STORED DATA —
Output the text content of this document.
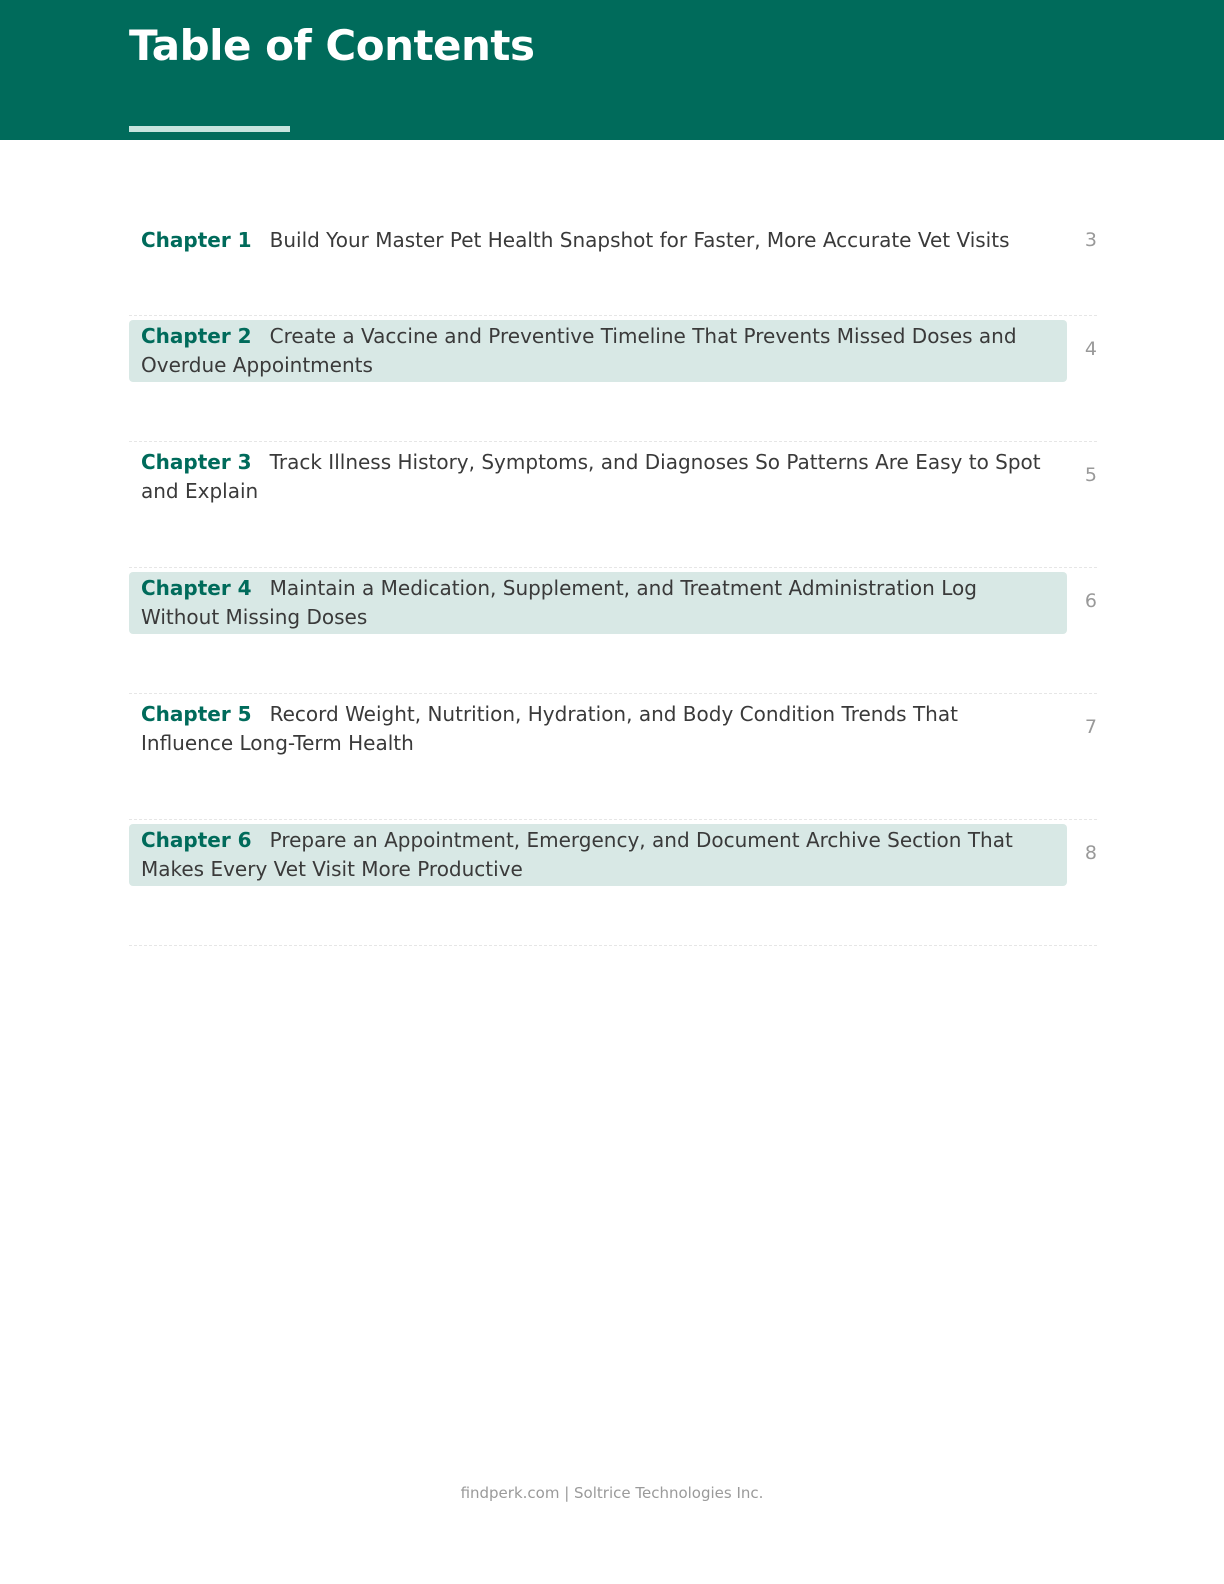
Table of Contents
Chapter 1 Build Your Master Pet Health Snapshot for Faster, More Accurate Vet Visits	3
Chapter 2 Create a Vaccine and Preventive Timeline That Prevents Missed Doses and Overdue Appointments
4
Chapter 3 Track Illness History, Symptoms, and Diagnoses So Patterns Are Easy to Spot and Explain
5
Chapter 4 Maintain a Medication, Supplement, and Treatment Administration Log Without Missing Doses
6
Chapter 5 Record Weight, Nutrition, Hydration, and Body Condition Trends That Influence Long-Term Health
7
Chapter 6 Prepare an Appointment, Emergency, and Document Archive Section That Makes Every Vet Visit More Productive
8
findperk.com | Soltrice Technologies Inc.
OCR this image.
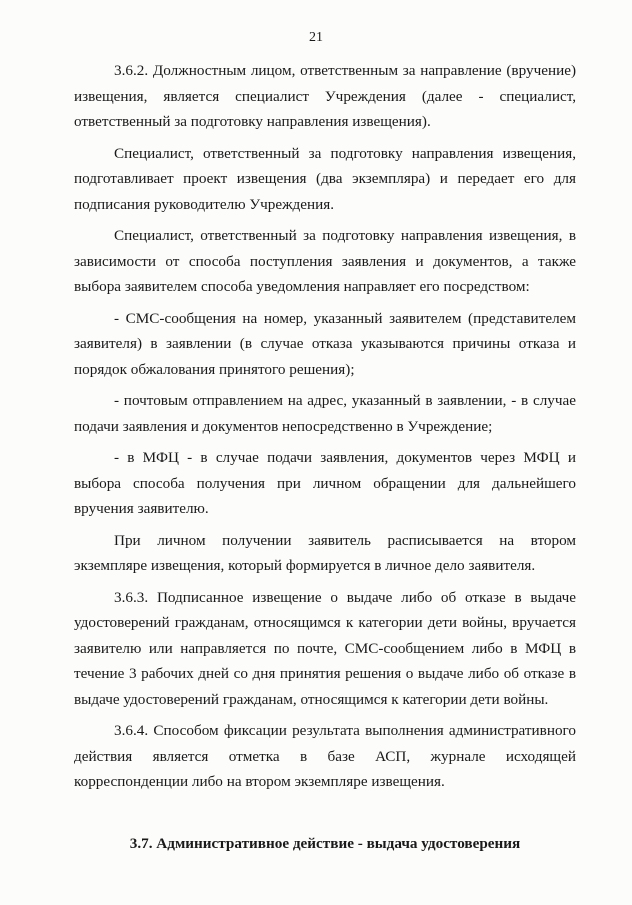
21

3.6.2. Должностным лицом, ответственным за направление (вручение) извещения, является специалист Учреждения (далее - специалист, ответственный за подготовку направления извещения).

Специалист, ответственный за подготовку направления извещения, подготавливает проект извещения (два экземпляра) и передает его для подписания руководителю Учреждения.

Специалист, ответственный за подготовку направления извещения, в зависимости от способа поступления заявления и документов, а также выбора заявителем способа уведомления направляет его посредством:

- СМС-сообщения на номер, указанный заявителем (представителем заявителя) в заявлении (в случае отказа указываются причины отказа и порядок обжалования принятого решения);

- почтовым отправлением на адрес, указанный в заявлении, - в случае подачи заявления и документов непосредственно в Учреждение;

- в МФЦ - в случае подачи заявления, документов через МФЦ и выбора способа получения при личном обращении для дальнейшего вручения заявителю.

При личном получении заявитель расписывается на втором экземпляре извещения, который формируется в личное дело заявителя.

3.6.3. Подписанное извещение о выдаче либо об отказе в выдаче удостоверений гражданам, относящимся к категории дети войны, вручается заявителю или направляется по почте, СМС-сообщением либо в МФЦ в течение 3 рабочих дней со дня принятия решения о выдаче либо об отказе в выдаче удостоверений гражданам, относящимся к категории дети войны.

3.6.4. Способом фиксации результата выполнения административного действия является отметка в базе АСП, журнале исходящей корреспонденции либо на втором экземпляре извещения.

3.7. Административное действие - выдача удостоверения
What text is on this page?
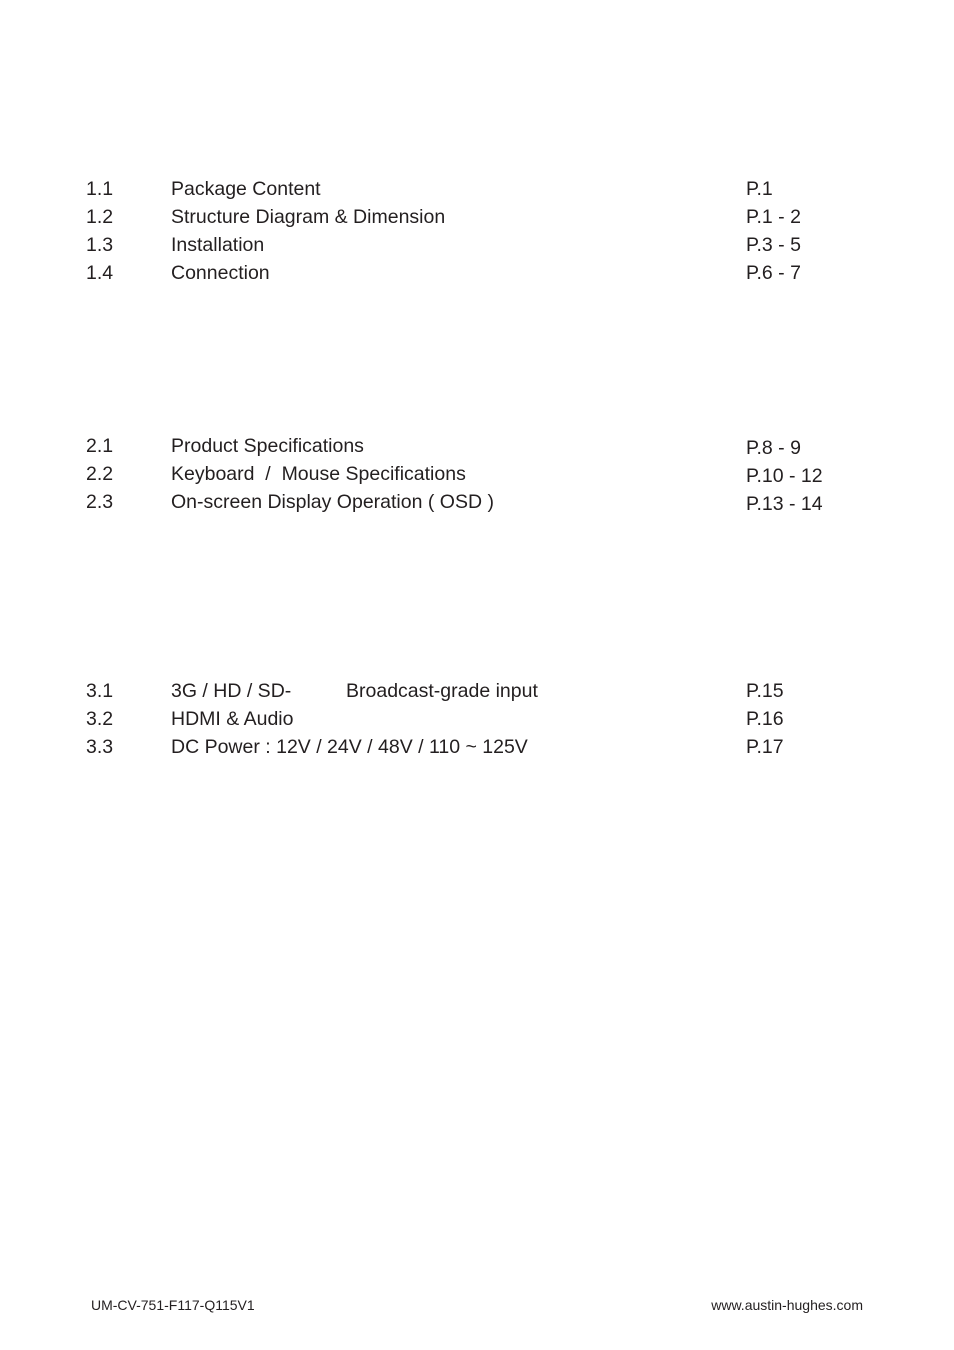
1.1	Package Content	P.1
1.2	Structure Diagram & Dimension	P.1 - 2
1.3	Installation	P.3 - 5
1.4	Connection	P.6 - 7
2.1	Product Specifications	P.8 - 9
2.2	Keyboard  /  Mouse Specifications	P.10 - 12
2.3	On-screen Display Operation ( OSD )	P.13 - 14
3.1	3G / HD / SD-	Broadcast-grade input	P.15
3.2	HDMI & Audio	P.16
3.3	DC Power : 12V / 24V / 48V / 110 ~ 125V	P.17
UM-CV-751-F117-Q115V1	www.austin-hughes.com
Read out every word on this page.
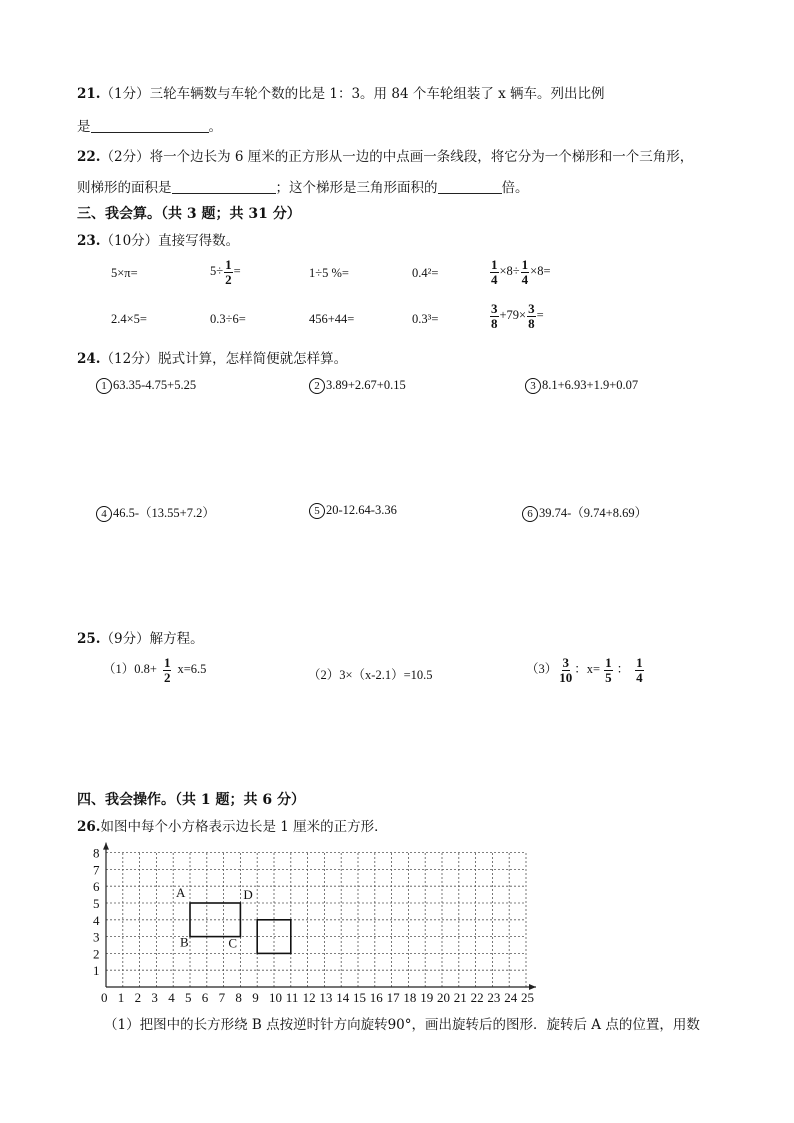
21.（1分）三轮车辆数与车轮个数的比是 1：3。用 84 个车轮组装了 x 辆车。列出比例
是	。
22.（2分）将一个边长为 6 厘米的正方形从一边的中点画一条线段，将它分为一个梯形和一个三角形，
则梯形的面积是	；这个梯形是三角形面积的	倍。
三、我会算。（共 3 题；共 31 分）
23.（10分）直接写得数。
5×π=	$5\div \frac{1}{2}$ =	1÷5 %=	0.4²=	$\frac{1}{4} \times 8\div \frac{1}{4} \times 8=$
2.4×5=	0.3÷6=	456+44=	0.3³=	$\frac{3}{8} +79\times \frac{3}{8}$ =
24.（12分）脱式计算，怎样简便就怎样算。
1 63.35-4.75+5.25	2 3.89+2.67+0.15	3 8.1+6.93+1.9+0.07
4 46.5-（13.55+7.2）	5 20-12.64-3.36	6 39.74-（9.74+8.69）
25.（9分）解方程。
$(1)0.8+ \frac{1}{2} x=6.5$	（2）3×（x-2.1）=10.5	$(3) \frac{3}{10}$ ：$x= \frac{1}{5}$ ： $\frac{1}{4}$
四、我会操作。（共 1 题；共 6 分）
26.如图中每个小方格表示边长是 1 厘米的正方形．
0 1 2 3 4 5 6 7 8 9 10 11 12 13 14 15 16 17 18 19 20 21 22 23 24 25
1
2
3
4
5
6
7
8
A	D
B	C
（1）把图中的长方形绕 B 点按逆时针方向旋转90°，画出旋转后的图形．旋转后 A 点的位置，用数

WHAT TO PRODUCE —
Every record is to be reproduced exactly, with no pictures included.

RESULT BELOW —
Output the text content of this document.
Table of Contents
Chapter 1 Build Your Master Pet Health Snapshot for Faster, More Accurate Vet Visits	3
Chapter 2 Create a Vaccine and Preventive Timeline That Prevents Missed Doses and Overdue Appointments
4
Chapter 3 Track Illness History, Symptoms, and Diagnoses So Patterns Are Easy to Spot and Explain
5
Chapter 4 Maintain a Medication, Supplement, and Treatment Administration Log Without Missing Doses
6
Chapter 5 Record Weight, Nutrition, Hydration, and Body Condition Trends That Influence Long-Term Health
7
Chapter 6 Prepare an Appointment, Emergency, and Document Archive Section That Makes Every Vet Visit More Productive
8
findperk.com | Soltrice Technologies Inc.
OCR this image.
21

3.6.2. Должностным лицом, ответственным за направление (вручение) извещения, является специалист Учреждения (далее - специалист, ответственный за подготовку направления извещения).

Специалист, ответственный за подготовку направления извещения, подготавливает проект извещения (два экземпляра) и передает его для подписания руководителю Учреждения.

Специалист, ответственный за подготовку направления извещения, в зависимости от способа поступления заявления и документов, а также выбора заявителем способа уведомления направляет его посредством:

- СМС-сообщения на номер, указанный заявителем (представителем заявителя) в заявлении (в случае отказа указываются причины отказа и порядок обжалования принятого решения);

- почтовым отправлением на адрес, указанный в заявлении, - в случае подачи заявления и документов непосредственно в Учреждение;

- в МФЦ - в случае подачи заявления, документов через МФЦ и выбора способа получения при личном обращении для дальнейшего вручения заявителю.

При личном получении заявитель расписывается на втором экземпляре извещения, который формируется в личное дело заявителя.

3.6.3. Подписанное извещение о выдаче либо об отказе в выдаче удостоверений гражданам, относящимся к категории дети войны, вручается заявителю или направляется по почте, СМС-сообщением либо в МФЦ в течение 3 рабочих дней со дня принятия решения о выдаче либо об отказе в выдаче удостоверений гражданам, относящимся к категории дети войны.

3.6.4. Способом фиксации результата выполнения административного действия является отметка в базе АСП, журнале исходящей корреспонденции либо на втором экземпляре извещения.

3.7. Административное действие - выдача удостоверения
What text is on this page?
1.1	Package Content	P.1
1.2	Structure Diagram & Dimension	P.1 - 2
1.3	Installation	P.3 - 5
1.4	Connection	P.6 - 7
2.1	Product Specifications	P.8 - 9
2.2	Keyboard  /  Mouse Specifications	P.10 - 12
2.3	On-screen Display Operation ( OSD )	P.13 - 14
3.1	3G / HD / SD-	Broadcast-grade input	P.15
3.2	HDMI & Audio	P.16
3.3	DC Power : 12V / 24V / 48V / 110 ~ 125V	P.17
UM-CV-751-F117-Q115V1	www.austin-hughes.com
Read out every word on this page.
21.（1分）三轮车辆数与车轮个数的比是 1：3。用 84 个车轮组装了 x 辆车。列出比例
是	。
22.（2分）将一个边长为 6 厘米的正方形从一边的中点画一条线段，将它分为一个梯形和一个三角形，
则梯形的面积是	；这个梯形是三角形面积的	倍。
三、我会算。（共 3 题；共 31 分）
23.（10分）直接写得数。
5×π=	$5\div \frac{1}{2}$ =	1÷5 %=	0.4²=	$\frac{1}{4} \times 8\div \frac{1}{4} \times 8=$
2.4×5=	0.3÷6=	456+44=	0.3³=	$\frac{3}{8} +79\times \frac{3}{8}$ =
24.（12分）脱式计算，怎样简便就怎样算。
1 63.35-4.75+5.25	2 3.89+2.67+0.15	3 8.1+6.93+1.9+0.07
4 46.5-（13.55+7.2）	5 20-12.64-3.36	6 39.74-（9.74+8.69）
25.（9分）解方程。
$(1)0.8+ \frac{1}{2} x=6.5$	（2）3×（x-2.1）=10.5	$(3) \frac{3}{10}$ ：$x= \frac{1}{5}$ ： $\frac{1}{4}$
四、我会操作。（共 1 题；共 6 分）
26.如图中每个小方格表示边长是 1 厘米的正方形．
0 1 2 3 4 5 6 7 8 9 10 11 12 13 14 15 16 17 18 19 20 21 22 23 24 25
1
2
3
4
5
6
7
8
A	D
B	C
（1）把图中的长方形绕 B 点按逆时针方向旋转90°，画出旋转后的图形．旋转后 A 点的位置，用数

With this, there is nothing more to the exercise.